Do this :: Look through the material below. Copy each line that contains the string "Acreedor".

Stored items from a collection:
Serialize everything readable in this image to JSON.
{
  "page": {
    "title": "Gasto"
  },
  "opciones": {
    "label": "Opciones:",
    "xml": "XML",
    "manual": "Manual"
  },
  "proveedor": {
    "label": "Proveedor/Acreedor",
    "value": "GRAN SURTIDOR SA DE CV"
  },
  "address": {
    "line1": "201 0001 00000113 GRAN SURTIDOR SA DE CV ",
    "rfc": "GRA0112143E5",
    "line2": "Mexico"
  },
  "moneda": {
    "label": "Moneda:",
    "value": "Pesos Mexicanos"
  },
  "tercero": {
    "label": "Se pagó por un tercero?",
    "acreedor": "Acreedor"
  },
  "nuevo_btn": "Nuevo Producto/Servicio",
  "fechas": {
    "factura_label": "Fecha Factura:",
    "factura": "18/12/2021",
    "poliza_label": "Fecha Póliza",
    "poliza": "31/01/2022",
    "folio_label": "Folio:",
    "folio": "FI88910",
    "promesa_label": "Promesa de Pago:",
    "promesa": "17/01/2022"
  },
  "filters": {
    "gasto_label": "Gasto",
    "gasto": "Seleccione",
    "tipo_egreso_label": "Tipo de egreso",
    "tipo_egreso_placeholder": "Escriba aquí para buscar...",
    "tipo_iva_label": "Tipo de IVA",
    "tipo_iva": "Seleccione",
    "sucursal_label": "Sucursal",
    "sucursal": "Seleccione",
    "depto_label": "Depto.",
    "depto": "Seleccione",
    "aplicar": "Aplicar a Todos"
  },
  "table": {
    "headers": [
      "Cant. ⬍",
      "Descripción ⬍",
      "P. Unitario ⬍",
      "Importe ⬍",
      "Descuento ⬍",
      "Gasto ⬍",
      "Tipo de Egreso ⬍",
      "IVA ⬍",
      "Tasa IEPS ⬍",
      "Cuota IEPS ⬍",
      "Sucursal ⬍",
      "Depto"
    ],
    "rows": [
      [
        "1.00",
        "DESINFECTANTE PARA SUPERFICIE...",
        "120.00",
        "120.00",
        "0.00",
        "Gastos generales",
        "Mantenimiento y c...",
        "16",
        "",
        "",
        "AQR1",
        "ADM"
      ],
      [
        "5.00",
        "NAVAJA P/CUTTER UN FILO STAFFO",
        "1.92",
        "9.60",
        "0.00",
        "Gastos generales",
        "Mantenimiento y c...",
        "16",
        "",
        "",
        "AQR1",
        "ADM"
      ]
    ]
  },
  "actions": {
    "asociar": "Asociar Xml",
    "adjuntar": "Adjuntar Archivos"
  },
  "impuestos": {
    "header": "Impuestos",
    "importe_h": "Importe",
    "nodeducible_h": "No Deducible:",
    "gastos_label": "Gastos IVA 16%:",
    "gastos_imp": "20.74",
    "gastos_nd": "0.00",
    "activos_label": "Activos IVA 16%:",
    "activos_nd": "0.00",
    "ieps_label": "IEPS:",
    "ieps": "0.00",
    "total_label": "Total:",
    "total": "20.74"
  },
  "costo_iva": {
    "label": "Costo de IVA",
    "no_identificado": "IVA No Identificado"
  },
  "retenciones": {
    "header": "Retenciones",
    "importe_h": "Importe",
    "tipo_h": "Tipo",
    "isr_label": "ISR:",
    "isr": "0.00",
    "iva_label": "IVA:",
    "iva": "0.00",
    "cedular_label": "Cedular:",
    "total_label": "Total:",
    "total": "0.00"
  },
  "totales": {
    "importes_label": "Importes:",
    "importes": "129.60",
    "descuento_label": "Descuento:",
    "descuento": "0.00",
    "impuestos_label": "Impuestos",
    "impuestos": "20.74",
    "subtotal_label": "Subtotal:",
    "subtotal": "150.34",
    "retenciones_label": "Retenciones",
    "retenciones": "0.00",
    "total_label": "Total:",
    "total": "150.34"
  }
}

The result ::
    "label": "Proveedor/Acreedor",
    "acreedor": "Acreedor"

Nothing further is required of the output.